> **Instructions to follow**: What lines in the listing below hold the string "bounding"? Please copy them out.

> **Record excerpts**:

┄┄┄┄┄┄

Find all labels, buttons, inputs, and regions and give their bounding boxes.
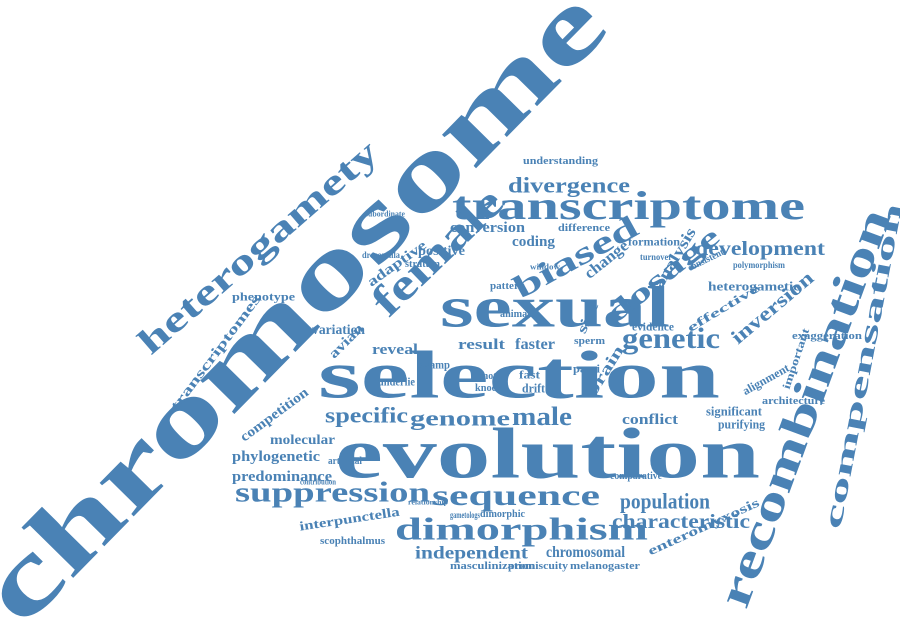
word-heterogametic: heterogametic xyxy=(708,278,800,294)
word-comparative: comparative xyxy=(610,471,662,482)
word-population: population xyxy=(620,488,710,514)
word-difference: difference xyxy=(558,222,610,235)
word-stratum: stratum xyxy=(405,259,440,270)
word-knock: knock xyxy=(475,382,502,395)
word-conversion: conversion xyxy=(450,220,525,236)
word-relationship: relationship xyxy=(408,498,448,507)
word-sexual: sexual xyxy=(440,274,670,340)
word-scophthalmus: scophthalmus xyxy=(320,535,385,548)
word-window: window xyxy=(530,262,560,272)
word-chromosomal: chromosomal xyxy=(546,544,625,562)
word-specific: specific xyxy=(325,402,408,428)
word-positive: positive xyxy=(418,243,465,259)
word-sequence: sequence xyxy=(432,479,600,512)
word-evolution: evolution xyxy=(335,413,760,494)
word-molecular: molecular xyxy=(270,432,335,448)
word-melanogaster: melanogaster xyxy=(570,561,640,572)
word-conflict: conflict xyxy=(622,412,678,428)
word-dimorphic: dimorphic xyxy=(480,509,525,520)
word-selection: selection xyxy=(318,336,720,413)
word-architecture: architecture xyxy=(762,396,825,407)
word-variation: variation xyxy=(312,322,365,338)
word-development: development xyxy=(695,238,825,260)
word-drosophila: drosophila xyxy=(362,249,400,260)
word-exaggeration: exaggeration xyxy=(792,330,862,343)
word-promiscuity: promiscuity xyxy=(508,561,568,572)
word-divergence: divergence xyxy=(508,172,630,198)
word-characteristic: characteristic xyxy=(612,511,750,533)
word-underlie: underlie xyxy=(378,374,415,389)
word-genetic: genetic xyxy=(622,322,720,355)
word-masculinization: masculinization xyxy=(450,561,535,572)
word-pattern: pattern xyxy=(490,280,525,293)
word-drift: drift xyxy=(522,380,545,396)
word-contribution: contribution xyxy=(300,477,336,487)
word-evidence: evidence xyxy=(632,319,674,334)
word-pami: pami xyxy=(573,361,600,376)
word-artificial: artificial xyxy=(328,456,362,467)
word-dimorphism: dimorphism xyxy=(395,510,648,547)
word-coding: coding xyxy=(512,234,555,250)
word-fast: fast xyxy=(519,367,540,382)
word-transcriptome: transcriptome xyxy=(452,183,805,228)
word-phylogenetic: phylogenetic xyxy=(232,449,320,465)
word-suppression: suppression xyxy=(235,477,430,509)
word-independent: independent xyxy=(415,542,528,563)
word-faster: faster xyxy=(515,336,555,354)
word-result: result xyxy=(458,337,505,353)
word-reveal: reveal xyxy=(372,342,418,358)
word-sperm: sperm xyxy=(574,335,605,348)
word-interpunctella: interpunctella xyxy=(298,503,401,534)
word-male: male xyxy=(512,402,572,432)
word-predominance: predominance xyxy=(232,469,332,485)
word-swamp: swamp xyxy=(418,357,450,372)
word-formation: formation xyxy=(628,234,680,249)
word-turnover: turnover xyxy=(640,251,672,262)
word-genome: genome xyxy=(410,405,510,431)
word-subordinate: subordinate xyxy=(365,209,405,219)
word-animal: animal xyxy=(500,308,530,321)
word-polymorphism: polymorphism xyxy=(733,259,785,270)
word-purifying: purifying xyxy=(718,416,765,432)
word-gametologs: gametologs xyxy=(450,509,480,520)
word-understanding: understanding xyxy=(523,155,598,168)
word-moth: moth xyxy=(480,370,502,383)
word-significant: significant xyxy=(706,403,762,419)
word-phenotype: phenotype xyxy=(232,289,295,304)
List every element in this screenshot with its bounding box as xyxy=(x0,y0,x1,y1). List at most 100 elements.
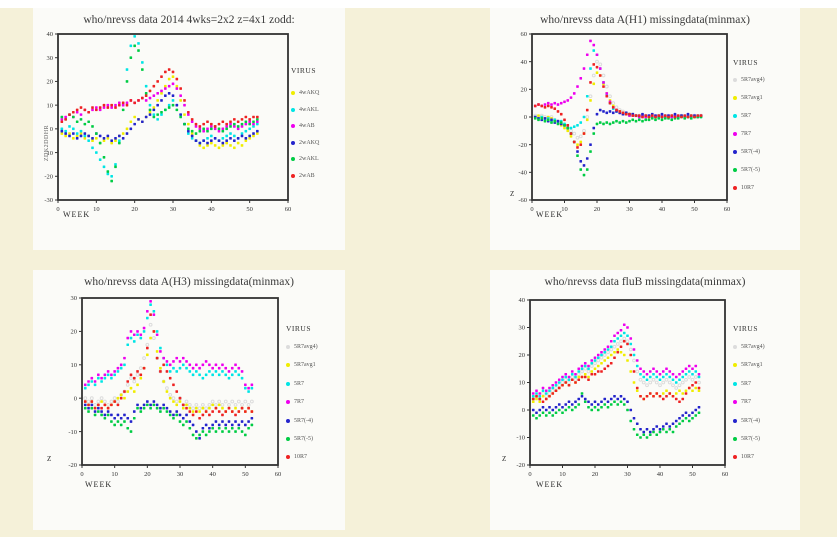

┄┄┄┄┄┄

> **Response area**:
Find all labels, buttons, inputs, and regions and give their bounding boxes.
List every element in this screenshot with its bounding box as xyxy=(x0,y0,x1,y1). List at most 100 elements.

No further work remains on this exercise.